→ **EXERCISE MATERIALS**:
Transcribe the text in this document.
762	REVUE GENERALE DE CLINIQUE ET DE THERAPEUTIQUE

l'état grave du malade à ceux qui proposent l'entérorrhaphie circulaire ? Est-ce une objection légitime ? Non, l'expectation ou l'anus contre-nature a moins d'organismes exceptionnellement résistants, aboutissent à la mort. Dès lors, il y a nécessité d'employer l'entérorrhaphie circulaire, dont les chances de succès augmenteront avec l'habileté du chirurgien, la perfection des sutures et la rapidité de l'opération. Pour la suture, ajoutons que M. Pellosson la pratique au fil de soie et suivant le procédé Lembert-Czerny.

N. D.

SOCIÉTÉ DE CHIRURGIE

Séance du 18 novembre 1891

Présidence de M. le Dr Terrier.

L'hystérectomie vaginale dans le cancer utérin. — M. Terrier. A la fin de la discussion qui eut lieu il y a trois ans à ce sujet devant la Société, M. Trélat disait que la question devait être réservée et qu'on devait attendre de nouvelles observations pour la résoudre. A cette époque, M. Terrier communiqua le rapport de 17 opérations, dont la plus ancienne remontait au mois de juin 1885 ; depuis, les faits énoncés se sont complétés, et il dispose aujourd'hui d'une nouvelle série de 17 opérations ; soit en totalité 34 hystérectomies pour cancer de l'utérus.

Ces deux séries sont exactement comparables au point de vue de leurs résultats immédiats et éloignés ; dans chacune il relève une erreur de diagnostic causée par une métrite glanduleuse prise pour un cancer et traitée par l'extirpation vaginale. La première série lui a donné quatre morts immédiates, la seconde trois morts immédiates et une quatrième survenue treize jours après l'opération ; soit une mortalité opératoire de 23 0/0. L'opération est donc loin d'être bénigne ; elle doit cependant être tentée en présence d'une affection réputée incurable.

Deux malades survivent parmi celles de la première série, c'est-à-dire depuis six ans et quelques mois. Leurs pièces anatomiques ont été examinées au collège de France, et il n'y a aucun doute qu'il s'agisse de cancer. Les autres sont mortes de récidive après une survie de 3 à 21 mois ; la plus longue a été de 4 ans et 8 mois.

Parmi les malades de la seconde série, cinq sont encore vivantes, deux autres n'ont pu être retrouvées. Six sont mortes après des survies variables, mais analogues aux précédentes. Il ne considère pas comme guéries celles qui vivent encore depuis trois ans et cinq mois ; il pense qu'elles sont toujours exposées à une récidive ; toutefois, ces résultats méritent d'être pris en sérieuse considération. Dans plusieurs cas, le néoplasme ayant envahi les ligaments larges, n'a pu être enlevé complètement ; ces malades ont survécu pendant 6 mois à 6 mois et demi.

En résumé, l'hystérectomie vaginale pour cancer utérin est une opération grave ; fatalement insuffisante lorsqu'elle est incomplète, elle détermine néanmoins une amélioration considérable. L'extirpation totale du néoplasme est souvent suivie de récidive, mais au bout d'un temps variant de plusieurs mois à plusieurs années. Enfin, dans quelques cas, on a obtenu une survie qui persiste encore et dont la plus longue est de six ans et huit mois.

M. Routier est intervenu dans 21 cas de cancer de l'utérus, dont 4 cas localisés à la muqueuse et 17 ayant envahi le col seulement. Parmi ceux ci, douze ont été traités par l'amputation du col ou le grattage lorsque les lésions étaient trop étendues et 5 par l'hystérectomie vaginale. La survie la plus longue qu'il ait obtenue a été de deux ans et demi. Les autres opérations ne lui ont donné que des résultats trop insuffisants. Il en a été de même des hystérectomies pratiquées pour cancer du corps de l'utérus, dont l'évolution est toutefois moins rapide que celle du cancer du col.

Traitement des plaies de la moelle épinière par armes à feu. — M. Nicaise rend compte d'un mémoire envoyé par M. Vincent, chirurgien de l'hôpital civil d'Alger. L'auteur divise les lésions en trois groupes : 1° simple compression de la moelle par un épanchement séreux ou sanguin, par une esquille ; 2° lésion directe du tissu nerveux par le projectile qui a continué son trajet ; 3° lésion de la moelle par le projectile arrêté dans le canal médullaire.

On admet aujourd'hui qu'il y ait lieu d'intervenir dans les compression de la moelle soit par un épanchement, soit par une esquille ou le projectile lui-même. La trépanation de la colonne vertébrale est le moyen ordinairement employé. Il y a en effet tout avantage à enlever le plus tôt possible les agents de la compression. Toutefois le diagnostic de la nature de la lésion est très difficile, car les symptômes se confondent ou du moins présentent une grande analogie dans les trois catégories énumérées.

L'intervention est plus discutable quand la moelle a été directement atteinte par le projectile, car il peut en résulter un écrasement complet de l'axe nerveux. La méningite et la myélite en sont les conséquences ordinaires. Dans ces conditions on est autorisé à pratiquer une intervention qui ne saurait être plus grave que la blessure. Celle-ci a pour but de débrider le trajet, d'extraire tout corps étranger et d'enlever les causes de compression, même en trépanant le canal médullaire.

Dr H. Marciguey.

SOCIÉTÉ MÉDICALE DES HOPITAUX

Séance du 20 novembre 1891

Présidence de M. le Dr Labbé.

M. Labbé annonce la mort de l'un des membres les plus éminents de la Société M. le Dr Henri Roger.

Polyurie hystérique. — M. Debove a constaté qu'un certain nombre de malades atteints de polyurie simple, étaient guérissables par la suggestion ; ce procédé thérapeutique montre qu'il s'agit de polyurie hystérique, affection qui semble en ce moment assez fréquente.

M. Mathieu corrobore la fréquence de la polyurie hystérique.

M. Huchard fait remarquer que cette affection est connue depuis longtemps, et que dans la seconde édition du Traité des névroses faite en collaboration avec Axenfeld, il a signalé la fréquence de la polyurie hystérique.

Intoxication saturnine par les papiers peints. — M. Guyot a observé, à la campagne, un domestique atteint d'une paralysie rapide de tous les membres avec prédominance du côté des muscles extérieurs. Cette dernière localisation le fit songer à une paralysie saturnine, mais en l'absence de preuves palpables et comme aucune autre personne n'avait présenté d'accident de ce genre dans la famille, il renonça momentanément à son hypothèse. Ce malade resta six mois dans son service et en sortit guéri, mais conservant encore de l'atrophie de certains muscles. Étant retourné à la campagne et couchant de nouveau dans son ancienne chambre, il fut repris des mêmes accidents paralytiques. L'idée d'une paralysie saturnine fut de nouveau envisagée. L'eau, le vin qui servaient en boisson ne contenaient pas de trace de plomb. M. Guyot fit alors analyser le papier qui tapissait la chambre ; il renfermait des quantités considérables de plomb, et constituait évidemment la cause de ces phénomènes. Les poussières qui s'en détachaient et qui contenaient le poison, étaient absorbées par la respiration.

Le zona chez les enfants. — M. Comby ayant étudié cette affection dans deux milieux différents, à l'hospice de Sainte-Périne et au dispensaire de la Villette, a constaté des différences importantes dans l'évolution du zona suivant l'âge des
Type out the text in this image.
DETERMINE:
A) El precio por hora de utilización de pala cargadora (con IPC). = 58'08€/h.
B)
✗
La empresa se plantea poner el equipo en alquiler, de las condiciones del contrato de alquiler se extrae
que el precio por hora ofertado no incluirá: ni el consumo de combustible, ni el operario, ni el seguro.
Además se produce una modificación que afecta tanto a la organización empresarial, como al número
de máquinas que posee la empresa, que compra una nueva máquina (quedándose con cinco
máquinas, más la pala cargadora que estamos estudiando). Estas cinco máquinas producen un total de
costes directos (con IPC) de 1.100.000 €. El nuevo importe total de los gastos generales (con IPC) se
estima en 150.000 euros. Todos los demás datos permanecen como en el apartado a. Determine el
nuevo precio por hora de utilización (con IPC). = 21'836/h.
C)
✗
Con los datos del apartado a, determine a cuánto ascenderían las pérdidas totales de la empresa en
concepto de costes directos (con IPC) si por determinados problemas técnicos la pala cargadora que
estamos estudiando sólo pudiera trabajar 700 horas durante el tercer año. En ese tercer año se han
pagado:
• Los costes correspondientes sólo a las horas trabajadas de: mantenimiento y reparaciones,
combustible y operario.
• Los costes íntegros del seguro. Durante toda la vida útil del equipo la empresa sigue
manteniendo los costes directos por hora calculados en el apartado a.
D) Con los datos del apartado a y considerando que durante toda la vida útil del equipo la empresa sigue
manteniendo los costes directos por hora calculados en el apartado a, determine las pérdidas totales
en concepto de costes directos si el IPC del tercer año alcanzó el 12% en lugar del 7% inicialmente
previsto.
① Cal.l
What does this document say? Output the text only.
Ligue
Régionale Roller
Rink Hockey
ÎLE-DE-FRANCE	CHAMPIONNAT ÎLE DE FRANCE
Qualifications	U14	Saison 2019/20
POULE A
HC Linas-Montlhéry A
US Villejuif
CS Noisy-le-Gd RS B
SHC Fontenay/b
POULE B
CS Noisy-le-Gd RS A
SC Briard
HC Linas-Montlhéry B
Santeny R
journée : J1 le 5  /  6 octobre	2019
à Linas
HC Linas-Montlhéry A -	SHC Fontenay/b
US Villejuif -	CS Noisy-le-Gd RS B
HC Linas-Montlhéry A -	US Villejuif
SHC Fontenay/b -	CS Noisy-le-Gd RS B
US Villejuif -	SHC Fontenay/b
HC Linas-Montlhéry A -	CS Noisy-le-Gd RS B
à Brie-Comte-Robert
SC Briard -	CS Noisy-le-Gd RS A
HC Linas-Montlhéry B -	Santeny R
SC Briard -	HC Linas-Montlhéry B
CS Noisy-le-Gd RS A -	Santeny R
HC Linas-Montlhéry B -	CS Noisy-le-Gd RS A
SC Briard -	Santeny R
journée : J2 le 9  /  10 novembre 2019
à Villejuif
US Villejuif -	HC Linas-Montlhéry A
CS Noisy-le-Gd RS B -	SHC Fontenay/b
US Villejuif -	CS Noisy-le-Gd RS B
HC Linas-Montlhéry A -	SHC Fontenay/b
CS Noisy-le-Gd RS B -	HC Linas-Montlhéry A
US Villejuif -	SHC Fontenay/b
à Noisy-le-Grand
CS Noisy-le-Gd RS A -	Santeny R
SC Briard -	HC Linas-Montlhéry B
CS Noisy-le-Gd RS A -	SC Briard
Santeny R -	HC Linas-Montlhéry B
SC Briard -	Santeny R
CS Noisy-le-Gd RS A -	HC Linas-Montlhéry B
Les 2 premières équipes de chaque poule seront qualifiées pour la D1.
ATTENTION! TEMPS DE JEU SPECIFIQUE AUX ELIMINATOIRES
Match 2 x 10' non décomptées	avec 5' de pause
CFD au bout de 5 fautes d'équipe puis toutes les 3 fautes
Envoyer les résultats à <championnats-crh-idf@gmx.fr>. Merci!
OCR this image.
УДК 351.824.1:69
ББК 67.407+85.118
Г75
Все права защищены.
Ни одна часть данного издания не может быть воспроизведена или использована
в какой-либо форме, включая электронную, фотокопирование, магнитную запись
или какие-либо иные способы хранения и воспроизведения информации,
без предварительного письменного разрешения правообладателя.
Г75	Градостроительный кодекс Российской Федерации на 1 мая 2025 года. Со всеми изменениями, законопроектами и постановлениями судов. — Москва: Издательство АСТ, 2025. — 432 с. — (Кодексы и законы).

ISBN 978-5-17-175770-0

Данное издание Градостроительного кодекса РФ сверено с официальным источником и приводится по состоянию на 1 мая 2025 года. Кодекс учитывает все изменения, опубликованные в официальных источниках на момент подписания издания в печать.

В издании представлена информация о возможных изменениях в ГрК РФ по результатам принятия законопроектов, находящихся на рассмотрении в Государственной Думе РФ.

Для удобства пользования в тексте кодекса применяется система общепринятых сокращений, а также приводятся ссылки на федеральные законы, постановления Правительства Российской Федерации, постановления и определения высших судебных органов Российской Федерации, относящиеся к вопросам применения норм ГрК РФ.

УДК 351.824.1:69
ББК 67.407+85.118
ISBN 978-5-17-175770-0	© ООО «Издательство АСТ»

→ **SET EXERCISE**: Only those lines running from the one containing "OCR this image." through the last line of the data above are to be copied, exactly, with both ends included.

→ **SOLUTION BELOW**:
OCR this image.
УДК 351.824.1:69
ББК 67.407+85.118
Г75
Все права защищены.
Ни одна часть данного издания не может быть воспроизведена или использована
в какой-либо форме, включая электронную, фотокопирование, магнитную запись
или какие-либо иные способы хранения и воспроизведения информации,
без предварительного письменного разрешения правообладателя.
Г75	Градостроительный кодекс Российской Федерации на 1 мая 2025 года. Со всеми изменениями, законопроектами и постановлениями судов. — Москва: Издательство АСТ, 2025. — 432 с. — (Кодексы и законы).

ISBN 978-5-17-175770-0

Данное издание Градостроительного кодекса РФ сверено с официальным источником и приводится по состоянию на 1 мая 2025 года. Кодекс учитывает все изменения, опубликованные в официальных источниках на момент подписания издания в печать.

В издании представлена информация о возможных изменениях в ГрК РФ по результатам принятия законопроектов, находящихся на рассмотрении в Государственной Думе РФ.

Для удобства пользования в тексте кодекса применяется система общепринятых сокращений, а также приводятся ссылки на федеральные законы, постановления Правительства Российской Федерации, постановления и определения высших судебных органов Российской Федерации, относящиеся к вопросам применения норм ГрК РФ.

УДК 351.824.1:69
ББК 67.407+85.118
ISBN 978-5-17-175770-0	© ООО «Издательство АСТ»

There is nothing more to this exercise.